_WHAT YOU SHOULD DO:_ The records below must be output exactly, without pictures.

_DATA SUPPLIED:_
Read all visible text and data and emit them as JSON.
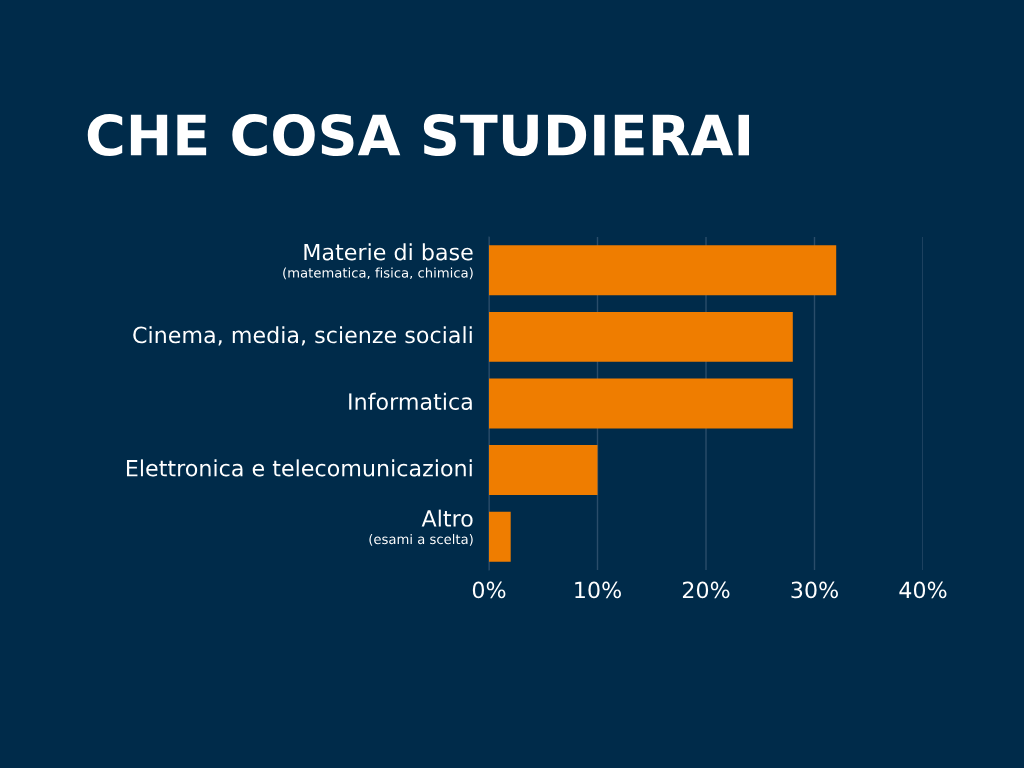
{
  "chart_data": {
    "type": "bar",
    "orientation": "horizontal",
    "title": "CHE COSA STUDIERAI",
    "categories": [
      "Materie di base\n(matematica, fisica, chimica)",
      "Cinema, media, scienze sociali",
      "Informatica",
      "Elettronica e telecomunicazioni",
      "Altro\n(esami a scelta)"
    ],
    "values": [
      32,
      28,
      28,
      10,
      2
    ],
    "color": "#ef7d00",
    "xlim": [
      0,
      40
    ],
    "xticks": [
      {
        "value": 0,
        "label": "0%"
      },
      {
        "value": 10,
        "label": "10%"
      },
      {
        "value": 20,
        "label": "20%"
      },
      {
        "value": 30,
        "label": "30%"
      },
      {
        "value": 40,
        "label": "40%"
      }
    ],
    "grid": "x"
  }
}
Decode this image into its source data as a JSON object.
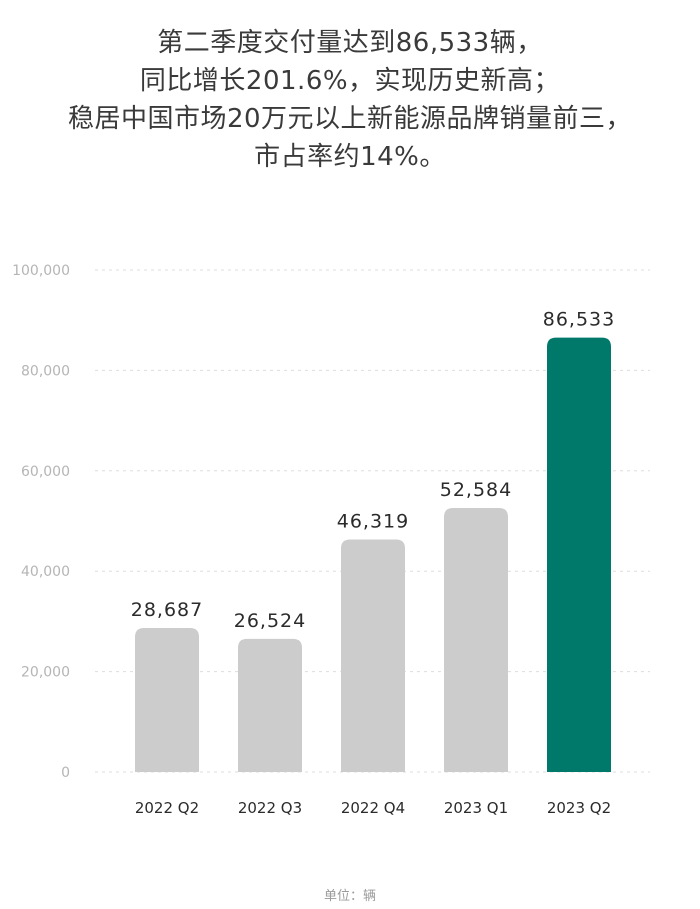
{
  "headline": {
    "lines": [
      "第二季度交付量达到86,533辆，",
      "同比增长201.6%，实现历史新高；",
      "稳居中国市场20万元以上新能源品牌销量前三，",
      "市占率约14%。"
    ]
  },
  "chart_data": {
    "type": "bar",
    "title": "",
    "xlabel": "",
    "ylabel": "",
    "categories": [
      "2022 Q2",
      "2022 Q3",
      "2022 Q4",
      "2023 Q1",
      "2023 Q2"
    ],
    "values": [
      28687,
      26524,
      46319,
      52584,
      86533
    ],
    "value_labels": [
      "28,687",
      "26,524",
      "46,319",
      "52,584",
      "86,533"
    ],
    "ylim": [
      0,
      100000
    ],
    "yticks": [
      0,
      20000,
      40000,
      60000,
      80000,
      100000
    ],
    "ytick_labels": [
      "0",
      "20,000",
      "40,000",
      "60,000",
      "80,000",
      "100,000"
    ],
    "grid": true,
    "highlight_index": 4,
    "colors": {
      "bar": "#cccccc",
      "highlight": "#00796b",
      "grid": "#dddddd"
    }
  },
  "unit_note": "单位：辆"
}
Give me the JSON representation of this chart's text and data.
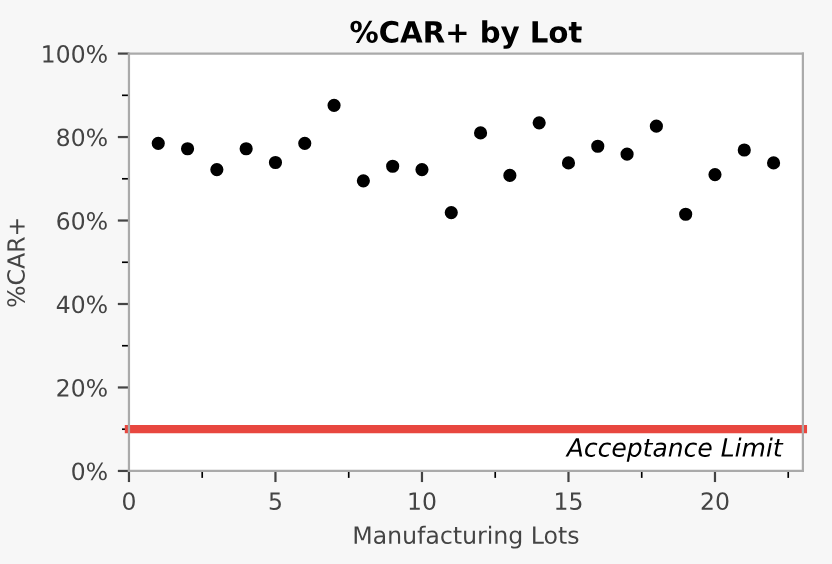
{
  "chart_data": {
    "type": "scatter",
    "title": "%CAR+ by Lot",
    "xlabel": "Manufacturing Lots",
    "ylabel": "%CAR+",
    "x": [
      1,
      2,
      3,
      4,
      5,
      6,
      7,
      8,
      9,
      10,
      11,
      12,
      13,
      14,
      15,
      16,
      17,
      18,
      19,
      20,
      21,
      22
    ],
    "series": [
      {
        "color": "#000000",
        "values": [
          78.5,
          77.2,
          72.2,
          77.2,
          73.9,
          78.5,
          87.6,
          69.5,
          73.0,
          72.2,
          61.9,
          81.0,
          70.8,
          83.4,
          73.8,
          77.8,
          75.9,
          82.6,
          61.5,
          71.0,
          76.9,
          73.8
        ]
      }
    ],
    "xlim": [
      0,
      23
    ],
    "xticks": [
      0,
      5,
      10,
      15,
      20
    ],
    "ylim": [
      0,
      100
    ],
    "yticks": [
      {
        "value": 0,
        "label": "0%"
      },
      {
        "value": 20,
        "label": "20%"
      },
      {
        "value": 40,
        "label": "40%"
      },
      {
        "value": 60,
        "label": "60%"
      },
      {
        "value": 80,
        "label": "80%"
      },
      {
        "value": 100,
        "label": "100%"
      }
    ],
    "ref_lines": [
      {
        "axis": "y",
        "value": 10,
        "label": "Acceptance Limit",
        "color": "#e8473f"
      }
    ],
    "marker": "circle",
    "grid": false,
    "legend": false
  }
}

_TASK RESULT:_
Read all visible text and data and emit them as JSON.
{
  "chart_data": {
    "type": "bar",
    "orientation": "horizontal",
    "title": "CHE COSA STUDIERAI",
    "categories": [
      "Materie di base\n(matematica, fisica, chimica)",
      "Cinema, media, scienze sociali",
      "Informatica",
      "Elettronica e telecomunicazioni",
      "Altro\n(esami a scelta)"
    ],
    "values": [
      32,
      28,
      28,
      10,
      2
    ],
    "color": "#ef7d00",
    "xlim": [
      0,
      40
    ],
    "xticks": [
      {
        "value": 0,
        "label": "0%"
      },
      {
        "value": 10,
        "label": "10%"
      },
      {
        "value": 20,
        "label": "20%"
      },
      {
        "value": 30,
        "label": "30%"
      },
      {
        "value": 40,
        "label": "40%"
      }
    ],
    "grid": "x"
  }
}
Decode this image into its source data as a JSON object.
{
  "headline": {
    "lines": [
      "第二季度交付量达到86,533辆，",
      "同比增长201.6%，实现历史新高；",
      "稳居中国市场20万元以上新能源品牌销量前三，",
      "市占率约14%。"
    ]
  },
  "chart_data": {
    "type": "bar",
    "title": "",
    "xlabel": "",
    "ylabel": "",
    "categories": [
      "2022 Q2",
      "2022 Q3",
      "2022 Q4",
      "2023 Q1",
      "2023 Q2"
    ],
    "values": [
      28687,
      26524,
      46319,
      52584,
      86533
    ],
    "value_labels": [
      "28,687",
      "26,524",
      "46,319",
      "52,584",
      "86,533"
    ],
    "ylim": [
      0,
      100000
    ],
    "yticks": [
      0,
      20000,
      40000,
      60000,
      80000,
      100000
    ],
    "ytick_labels": [
      "0",
      "20,000",
      "40,000",
      "60,000",
      "80,000",
      "100,000"
    ],
    "grid": true,
    "highlight_index": 4,
    "colors": {
      "bar": "#cccccc",
      "highlight": "#00796b",
      "grid": "#dddddd"
    }
  },
  "unit_note": "单位：辆"
}
Give me the JSON representation of this chart's text and data.
{
  "chart_data": {
    "type": "scatter",
    "title": "%CAR+ by Lot",
    "xlabel": "Manufacturing Lots",
    "ylabel": "%CAR+",
    "x": [
      1,
      2,
      3,
      4,
      5,
      6,
      7,
      8,
      9,
      10,
      11,
      12,
      13,
      14,
      15,
      16,
      17,
      18,
      19,
      20,
      21,
      22
    ],
    "series": [
      {
        "color": "#000000",
        "values": [
          78.5,
          77.2,
          72.2,
          77.2,
          73.9,
          78.5,
          87.6,
          69.5,
          73.0,
          72.2,
          61.9,
          81.0,
          70.8,
          83.4,
          73.8,
          77.8,
          75.9,
          82.6,
          61.5,
          71.0,
          76.9,
          73.8
        ]
      }
    ],
    "xlim": [
      0,
      23
    ],
    "xticks": [
      0,
      5,
      10,
      15,
      20
    ],
    "ylim": [
      0,
      100
    ],
    "yticks": [
      {
        "value": 0,
        "label": "0%"
      },
      {
        "value": 20,
        "label": "20%"
      },
      {
        "value": 40,
        "label": "40%"
      },
      {
        "value": 60,
        "label": "60%"
      },
      {
        "value": 80,
        "label": "80%"
      },
      {
        "value": 100,
        "label": "100%"
      }
    ],
    "ref_lines": [
      {
        "axis": "y",
        "value": 10,
        "label": "Acceptance Limit",
        "color": "#e8473f"
      }
    ],
    "marker": "circle",
    "grid": false,
    "legend": false
  }
}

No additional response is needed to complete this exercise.